Exercise requirements =
Pull out every line below that holds the word "username".

Items =
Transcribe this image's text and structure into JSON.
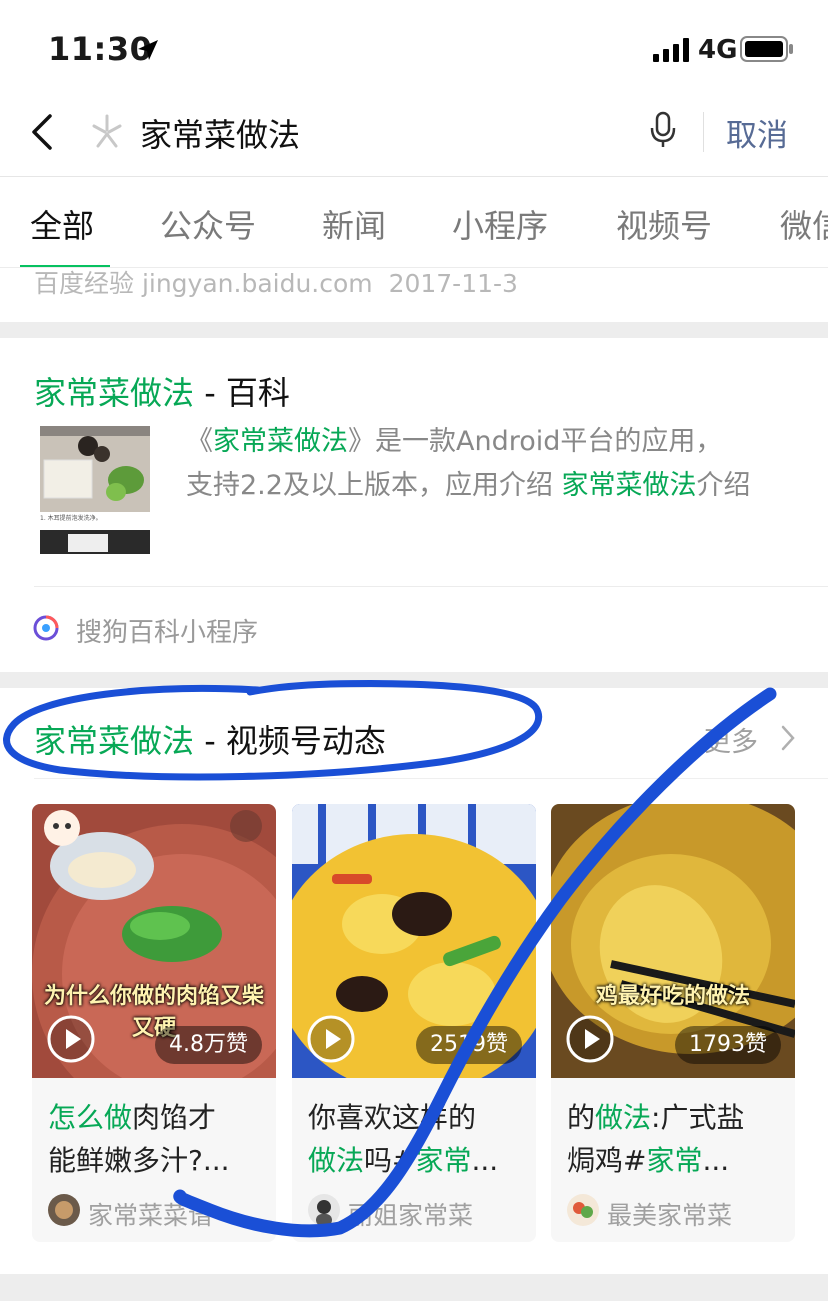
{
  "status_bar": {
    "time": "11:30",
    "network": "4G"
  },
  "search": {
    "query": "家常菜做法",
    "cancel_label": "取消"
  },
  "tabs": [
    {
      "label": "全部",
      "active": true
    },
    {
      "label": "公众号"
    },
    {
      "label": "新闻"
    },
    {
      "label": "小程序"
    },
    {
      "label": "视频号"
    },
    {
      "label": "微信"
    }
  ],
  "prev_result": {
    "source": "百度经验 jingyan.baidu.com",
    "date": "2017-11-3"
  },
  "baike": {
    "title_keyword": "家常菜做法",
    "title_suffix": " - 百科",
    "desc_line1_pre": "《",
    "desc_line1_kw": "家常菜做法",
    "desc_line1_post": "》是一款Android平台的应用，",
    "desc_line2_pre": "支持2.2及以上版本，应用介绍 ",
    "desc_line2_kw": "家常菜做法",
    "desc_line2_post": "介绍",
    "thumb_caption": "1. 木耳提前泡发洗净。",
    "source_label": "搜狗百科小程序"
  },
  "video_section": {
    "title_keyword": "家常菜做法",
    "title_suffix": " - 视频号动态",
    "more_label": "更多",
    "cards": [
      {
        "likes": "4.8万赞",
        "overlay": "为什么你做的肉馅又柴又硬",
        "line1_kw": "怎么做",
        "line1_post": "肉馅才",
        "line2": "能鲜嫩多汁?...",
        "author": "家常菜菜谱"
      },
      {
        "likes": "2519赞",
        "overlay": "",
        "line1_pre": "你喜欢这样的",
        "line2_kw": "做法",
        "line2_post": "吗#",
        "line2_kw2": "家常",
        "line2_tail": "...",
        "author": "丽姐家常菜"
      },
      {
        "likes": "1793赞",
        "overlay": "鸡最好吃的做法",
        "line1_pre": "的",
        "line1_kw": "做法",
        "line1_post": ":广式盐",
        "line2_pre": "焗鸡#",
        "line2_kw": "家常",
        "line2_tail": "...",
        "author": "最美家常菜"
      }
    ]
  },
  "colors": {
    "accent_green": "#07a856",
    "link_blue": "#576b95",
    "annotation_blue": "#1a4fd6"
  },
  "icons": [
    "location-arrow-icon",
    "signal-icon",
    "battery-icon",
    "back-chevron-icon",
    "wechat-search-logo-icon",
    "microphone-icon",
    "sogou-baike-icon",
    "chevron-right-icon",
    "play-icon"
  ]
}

* * *

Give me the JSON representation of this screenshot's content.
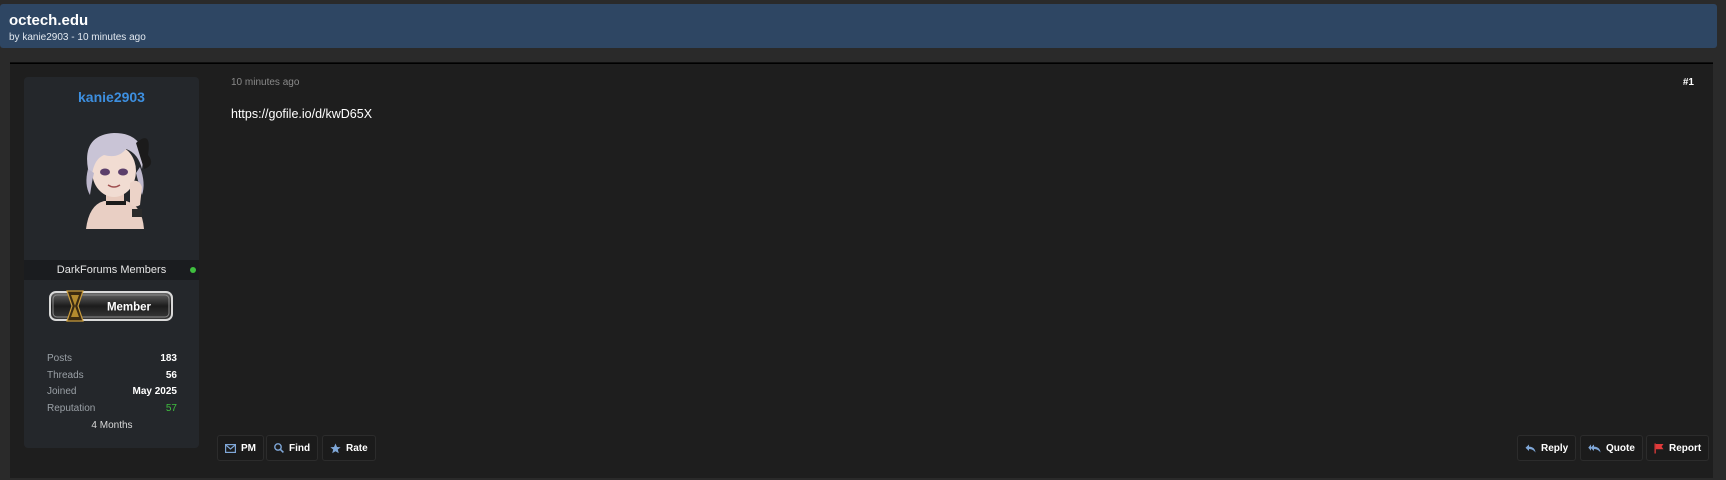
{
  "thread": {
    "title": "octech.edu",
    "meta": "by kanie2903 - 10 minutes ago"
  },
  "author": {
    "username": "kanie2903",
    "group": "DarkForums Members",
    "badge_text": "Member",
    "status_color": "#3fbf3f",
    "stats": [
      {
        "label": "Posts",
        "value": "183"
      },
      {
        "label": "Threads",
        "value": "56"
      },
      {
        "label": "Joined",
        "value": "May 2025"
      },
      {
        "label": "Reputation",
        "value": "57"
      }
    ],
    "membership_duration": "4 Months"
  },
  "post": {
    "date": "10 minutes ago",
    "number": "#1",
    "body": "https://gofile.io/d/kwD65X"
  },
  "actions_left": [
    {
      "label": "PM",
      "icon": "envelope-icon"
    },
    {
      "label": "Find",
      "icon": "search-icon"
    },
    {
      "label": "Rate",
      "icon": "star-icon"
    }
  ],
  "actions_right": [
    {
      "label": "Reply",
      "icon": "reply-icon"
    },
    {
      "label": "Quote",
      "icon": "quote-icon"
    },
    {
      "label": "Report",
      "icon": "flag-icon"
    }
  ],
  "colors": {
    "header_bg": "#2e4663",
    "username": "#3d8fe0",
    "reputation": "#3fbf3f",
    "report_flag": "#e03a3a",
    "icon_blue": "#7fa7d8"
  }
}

==

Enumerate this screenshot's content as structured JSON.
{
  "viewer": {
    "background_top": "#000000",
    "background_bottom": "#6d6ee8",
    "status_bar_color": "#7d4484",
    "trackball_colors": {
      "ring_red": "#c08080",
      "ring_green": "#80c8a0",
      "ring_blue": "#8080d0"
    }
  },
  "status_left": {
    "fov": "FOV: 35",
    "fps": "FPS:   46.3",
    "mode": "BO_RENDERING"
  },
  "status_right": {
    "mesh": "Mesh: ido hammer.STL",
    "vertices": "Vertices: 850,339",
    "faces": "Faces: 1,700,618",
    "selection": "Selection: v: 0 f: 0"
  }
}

Task answer =
    "username": "kanie2903",
    "username": "#3d8fe0",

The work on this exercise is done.